[Chart and figure data]
····················
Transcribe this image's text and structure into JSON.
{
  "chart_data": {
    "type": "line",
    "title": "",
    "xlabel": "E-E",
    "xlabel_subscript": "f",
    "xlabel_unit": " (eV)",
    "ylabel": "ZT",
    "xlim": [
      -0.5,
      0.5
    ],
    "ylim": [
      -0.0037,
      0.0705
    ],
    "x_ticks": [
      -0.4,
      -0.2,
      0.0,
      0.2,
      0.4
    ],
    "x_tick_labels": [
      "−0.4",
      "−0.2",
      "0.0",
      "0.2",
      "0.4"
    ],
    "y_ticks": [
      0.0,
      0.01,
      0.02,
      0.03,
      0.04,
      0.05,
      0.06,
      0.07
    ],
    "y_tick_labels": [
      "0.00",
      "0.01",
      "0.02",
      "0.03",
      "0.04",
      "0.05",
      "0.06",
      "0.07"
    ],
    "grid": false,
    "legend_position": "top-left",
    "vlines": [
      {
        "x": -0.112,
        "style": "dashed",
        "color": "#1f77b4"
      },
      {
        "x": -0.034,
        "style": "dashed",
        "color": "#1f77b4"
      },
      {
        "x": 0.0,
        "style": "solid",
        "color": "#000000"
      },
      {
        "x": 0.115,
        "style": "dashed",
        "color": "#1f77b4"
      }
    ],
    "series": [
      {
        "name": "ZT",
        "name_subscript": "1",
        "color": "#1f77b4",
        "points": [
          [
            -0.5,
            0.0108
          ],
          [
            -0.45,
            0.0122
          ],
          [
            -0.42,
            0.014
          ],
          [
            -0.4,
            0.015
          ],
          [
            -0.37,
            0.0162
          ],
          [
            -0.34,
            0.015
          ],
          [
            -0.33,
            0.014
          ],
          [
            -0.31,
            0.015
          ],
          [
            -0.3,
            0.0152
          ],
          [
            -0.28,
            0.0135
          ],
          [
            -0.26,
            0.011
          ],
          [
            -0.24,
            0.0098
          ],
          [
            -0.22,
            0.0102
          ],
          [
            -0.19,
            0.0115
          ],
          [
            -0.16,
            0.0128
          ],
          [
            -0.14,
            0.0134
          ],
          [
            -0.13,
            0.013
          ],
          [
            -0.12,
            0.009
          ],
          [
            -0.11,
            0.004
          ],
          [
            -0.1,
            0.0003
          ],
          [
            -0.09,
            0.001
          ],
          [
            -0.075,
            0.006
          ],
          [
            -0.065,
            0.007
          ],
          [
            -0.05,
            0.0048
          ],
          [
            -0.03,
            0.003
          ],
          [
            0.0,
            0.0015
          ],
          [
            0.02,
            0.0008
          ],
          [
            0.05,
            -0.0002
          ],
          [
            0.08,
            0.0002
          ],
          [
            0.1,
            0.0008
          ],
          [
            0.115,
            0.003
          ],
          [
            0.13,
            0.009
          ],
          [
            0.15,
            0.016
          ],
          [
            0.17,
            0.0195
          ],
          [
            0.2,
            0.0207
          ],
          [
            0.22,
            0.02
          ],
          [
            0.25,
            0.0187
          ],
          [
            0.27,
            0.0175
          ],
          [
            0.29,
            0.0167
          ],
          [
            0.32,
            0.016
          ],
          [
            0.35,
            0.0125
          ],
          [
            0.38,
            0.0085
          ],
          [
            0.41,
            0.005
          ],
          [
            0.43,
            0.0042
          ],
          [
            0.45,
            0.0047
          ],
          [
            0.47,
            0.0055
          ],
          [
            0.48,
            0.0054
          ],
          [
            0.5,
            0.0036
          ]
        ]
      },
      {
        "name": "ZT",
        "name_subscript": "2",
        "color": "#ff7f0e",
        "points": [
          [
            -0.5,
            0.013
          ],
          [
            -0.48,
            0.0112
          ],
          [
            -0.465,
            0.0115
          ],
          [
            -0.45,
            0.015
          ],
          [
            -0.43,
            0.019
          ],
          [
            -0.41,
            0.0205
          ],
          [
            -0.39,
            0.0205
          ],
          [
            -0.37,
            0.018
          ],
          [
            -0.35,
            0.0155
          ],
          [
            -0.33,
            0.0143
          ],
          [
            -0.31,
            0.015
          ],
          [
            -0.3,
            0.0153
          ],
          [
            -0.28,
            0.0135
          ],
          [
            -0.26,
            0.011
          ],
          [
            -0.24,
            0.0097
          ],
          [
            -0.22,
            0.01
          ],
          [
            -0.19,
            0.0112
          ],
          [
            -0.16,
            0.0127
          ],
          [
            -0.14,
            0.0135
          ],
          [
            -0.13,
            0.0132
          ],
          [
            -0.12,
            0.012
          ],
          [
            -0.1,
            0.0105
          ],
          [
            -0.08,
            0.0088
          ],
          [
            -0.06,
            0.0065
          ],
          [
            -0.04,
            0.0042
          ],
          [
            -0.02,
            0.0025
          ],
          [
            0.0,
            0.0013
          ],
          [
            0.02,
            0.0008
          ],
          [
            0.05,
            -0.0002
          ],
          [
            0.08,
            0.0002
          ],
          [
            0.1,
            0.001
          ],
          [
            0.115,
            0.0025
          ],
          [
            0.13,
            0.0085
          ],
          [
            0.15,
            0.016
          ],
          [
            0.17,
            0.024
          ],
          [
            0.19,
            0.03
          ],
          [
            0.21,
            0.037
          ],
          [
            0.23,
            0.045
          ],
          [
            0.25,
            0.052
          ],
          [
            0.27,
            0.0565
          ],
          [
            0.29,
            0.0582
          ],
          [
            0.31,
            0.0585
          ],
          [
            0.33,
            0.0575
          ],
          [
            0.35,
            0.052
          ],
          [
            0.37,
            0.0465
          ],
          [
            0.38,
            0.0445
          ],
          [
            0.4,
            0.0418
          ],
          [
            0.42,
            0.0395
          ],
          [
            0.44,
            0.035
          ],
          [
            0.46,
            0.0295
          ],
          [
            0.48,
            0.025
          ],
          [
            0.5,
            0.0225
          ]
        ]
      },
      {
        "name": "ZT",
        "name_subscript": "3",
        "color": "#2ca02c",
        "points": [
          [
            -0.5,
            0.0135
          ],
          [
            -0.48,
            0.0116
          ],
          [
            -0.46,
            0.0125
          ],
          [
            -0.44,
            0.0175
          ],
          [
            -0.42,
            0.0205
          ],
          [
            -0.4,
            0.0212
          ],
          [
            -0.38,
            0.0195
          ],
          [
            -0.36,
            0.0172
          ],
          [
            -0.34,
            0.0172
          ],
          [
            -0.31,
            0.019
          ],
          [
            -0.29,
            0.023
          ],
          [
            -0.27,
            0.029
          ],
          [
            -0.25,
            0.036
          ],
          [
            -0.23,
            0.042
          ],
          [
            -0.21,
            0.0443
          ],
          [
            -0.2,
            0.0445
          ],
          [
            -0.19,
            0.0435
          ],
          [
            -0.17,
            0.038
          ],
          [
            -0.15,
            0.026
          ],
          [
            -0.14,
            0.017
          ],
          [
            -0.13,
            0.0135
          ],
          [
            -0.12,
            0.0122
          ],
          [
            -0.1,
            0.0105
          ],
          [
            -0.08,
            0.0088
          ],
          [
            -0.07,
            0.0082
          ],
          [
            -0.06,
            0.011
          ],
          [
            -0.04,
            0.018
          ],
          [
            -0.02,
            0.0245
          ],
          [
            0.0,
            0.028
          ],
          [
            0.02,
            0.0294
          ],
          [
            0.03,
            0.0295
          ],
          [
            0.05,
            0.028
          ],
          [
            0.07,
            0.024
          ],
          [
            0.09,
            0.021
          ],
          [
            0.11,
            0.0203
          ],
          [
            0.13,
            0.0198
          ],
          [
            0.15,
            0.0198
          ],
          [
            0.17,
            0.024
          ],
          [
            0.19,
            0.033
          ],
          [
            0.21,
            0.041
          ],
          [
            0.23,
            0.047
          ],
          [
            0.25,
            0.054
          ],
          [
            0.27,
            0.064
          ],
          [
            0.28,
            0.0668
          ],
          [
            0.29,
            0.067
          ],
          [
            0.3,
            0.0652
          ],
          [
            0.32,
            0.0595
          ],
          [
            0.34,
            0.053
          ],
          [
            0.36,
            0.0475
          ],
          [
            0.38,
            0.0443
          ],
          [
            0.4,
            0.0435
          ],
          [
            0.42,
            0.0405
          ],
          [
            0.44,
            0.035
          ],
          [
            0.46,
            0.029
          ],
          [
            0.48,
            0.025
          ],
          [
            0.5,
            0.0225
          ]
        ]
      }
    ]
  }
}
····················
### Set exercise
Report the number of lines above containing the word "color", with no other text.

### The response
7